Stored data:
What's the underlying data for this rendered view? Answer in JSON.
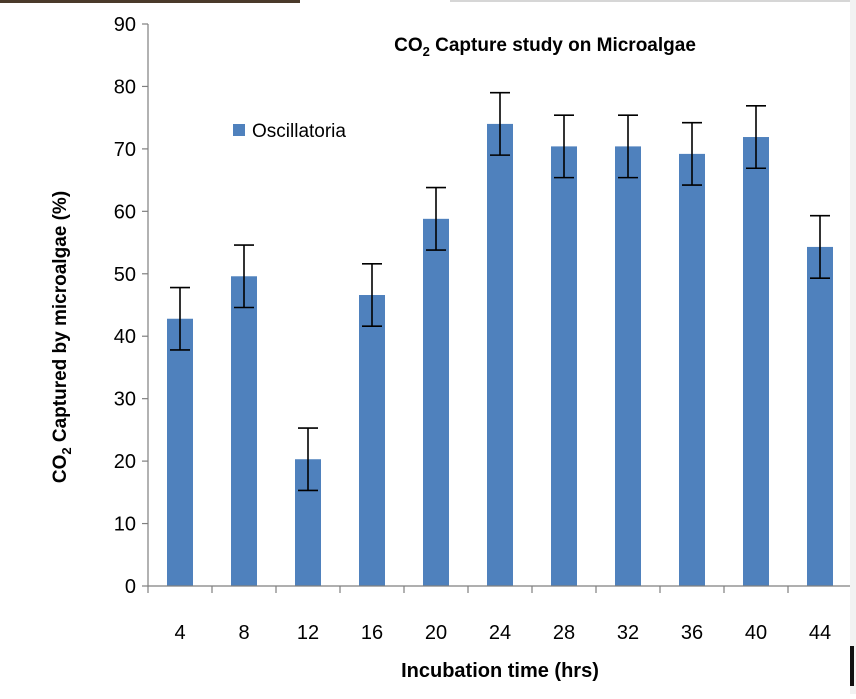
{
  "chart_data": {
    "type": "bar",
    "title_main": "CO",
    "title_sub": "2",
    "title_rest": " Capture study on Microalgae",
    "xlabel": "Incubation time  (hrs)",
    "ylabel_main": "CO",
    "ylabel_sub": "2",
    "ylabel_rest": " Captured by microalgae (%)",
    "ylim": [
      0,
      90
    ],
    "yticks": [
      "0",
      "10",
      "20",
      "30",
      "40",
      "50",
      "60",
      "70",
      "80",
      "90"
    ],
    "categories": [
      "4",
      "8",
      "12",
      "16",
      "20",
      "24",
      "28",
      "32",
      "36",
      "40",
      "44"
    ],
    "series": [
      {
        "name": "Oscillatoria",
        "color": "#4f81bd",
        "values": [
          42.8,
          49.6,
          20.3,
          46.6,
          58.8,
          74.0,
          70.4,
          70.4,
          69.2,
          71.9,
          54.3
        ],
        "error": [
          5,
          5,
          5,
          5,
          5,
          5,
          5,
          5,
          5,
          5,
          5
        ]
      }
    ],
    "legend_position": "top-left",
    "grid": false
  }
}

• _JOB_
Reproduce all of the data exactly, omitting each picture it holds.

• _FULL RESPONSE_
What's the underlying data for this rendered view? Answer in JSON.
{
  "chart_data": {
    "type": "bar",
    "title_main": "CO",
    "title_sub": "2",
    "title_rest": " Capture study on Microalgae",
    "xlabel": "Incubation time  (hrs)",
    "ylabel_main": "CO",
    "ylabel_sub": "2",
    "ylabel_rest": " Captured by microalgae (%)",
    "ylim": [
      0,
      90
    ],
    "yticks": [
      "0",
      "10",
      "20",
      "30",
      "40",
      "50",
      "60",
      "70",
      "80",
      "90"
    ],
    "categories": [
      "4",
      "8",
      "12",
      "16",
      "20",
      "24",
      "28",
      "32",
      "36",
      "40",
      "44"
    ],
    "series": [
      {
        "name": "Oscillatoria",
        "color": "#4f81bd",
        "values": [
          42.8,
          49.6,
          20.3,
          46.6,
          58.8,
          74.0,
          70.4,
          70.4,
          69.2,
          71.9,
          54.3
        ],
        "error": [
          5,
          5,
          5,
          5,
          5,
          5,
          5,
          5,
          5,
          5,
          5
        ]
      }
    ],
    "legend_position": "top-left",
    "grid": false
  }
}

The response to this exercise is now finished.